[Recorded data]

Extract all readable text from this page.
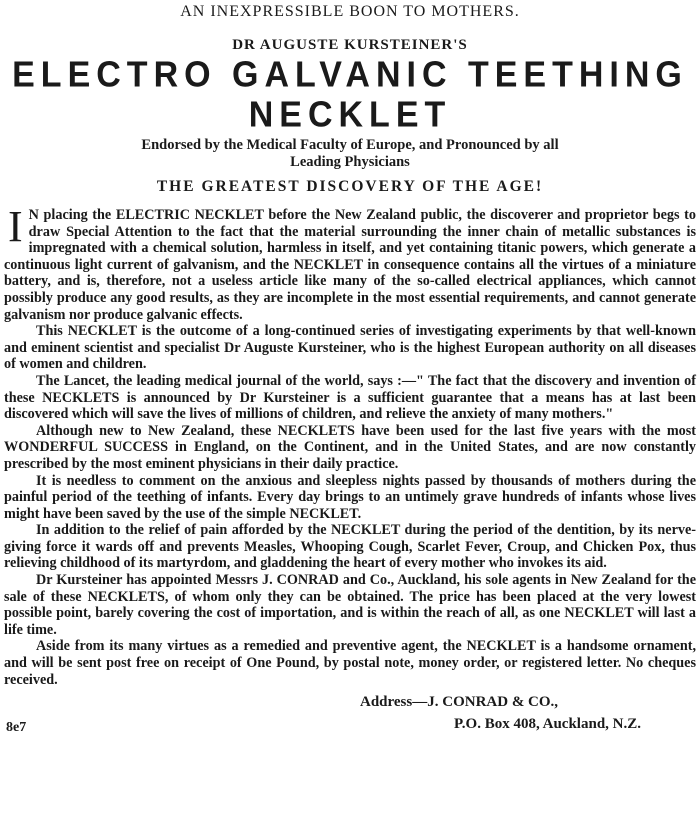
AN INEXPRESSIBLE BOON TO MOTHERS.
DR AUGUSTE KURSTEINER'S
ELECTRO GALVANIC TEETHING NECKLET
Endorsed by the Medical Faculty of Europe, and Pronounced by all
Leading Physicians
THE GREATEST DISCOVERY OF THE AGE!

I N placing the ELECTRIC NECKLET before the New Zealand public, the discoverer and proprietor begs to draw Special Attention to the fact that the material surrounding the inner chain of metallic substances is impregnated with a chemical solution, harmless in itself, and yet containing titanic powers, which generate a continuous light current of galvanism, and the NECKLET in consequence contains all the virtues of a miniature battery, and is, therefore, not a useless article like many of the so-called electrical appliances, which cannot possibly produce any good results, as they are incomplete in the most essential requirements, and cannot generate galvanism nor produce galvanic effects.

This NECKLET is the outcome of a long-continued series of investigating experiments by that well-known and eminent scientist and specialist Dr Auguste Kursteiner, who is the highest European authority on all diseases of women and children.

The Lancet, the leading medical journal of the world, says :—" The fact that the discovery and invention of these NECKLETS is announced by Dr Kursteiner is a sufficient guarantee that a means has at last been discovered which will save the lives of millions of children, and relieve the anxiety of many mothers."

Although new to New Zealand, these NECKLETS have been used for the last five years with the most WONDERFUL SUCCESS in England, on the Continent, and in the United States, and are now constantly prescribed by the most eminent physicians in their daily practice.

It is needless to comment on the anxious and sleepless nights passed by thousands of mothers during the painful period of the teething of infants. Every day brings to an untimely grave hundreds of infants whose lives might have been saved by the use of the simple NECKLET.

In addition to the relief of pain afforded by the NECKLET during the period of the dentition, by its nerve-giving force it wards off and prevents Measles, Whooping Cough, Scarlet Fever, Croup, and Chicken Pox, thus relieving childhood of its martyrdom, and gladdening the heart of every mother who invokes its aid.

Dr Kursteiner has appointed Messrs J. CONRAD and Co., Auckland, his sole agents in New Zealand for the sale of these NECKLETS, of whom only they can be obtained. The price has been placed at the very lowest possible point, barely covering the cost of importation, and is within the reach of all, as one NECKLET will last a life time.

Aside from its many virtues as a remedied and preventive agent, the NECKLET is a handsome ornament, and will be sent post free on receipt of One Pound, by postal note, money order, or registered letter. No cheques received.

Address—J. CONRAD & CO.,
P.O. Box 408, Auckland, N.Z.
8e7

**Set task**
Write only the number of lines in the records that include the word "Auckland".

**Output**
2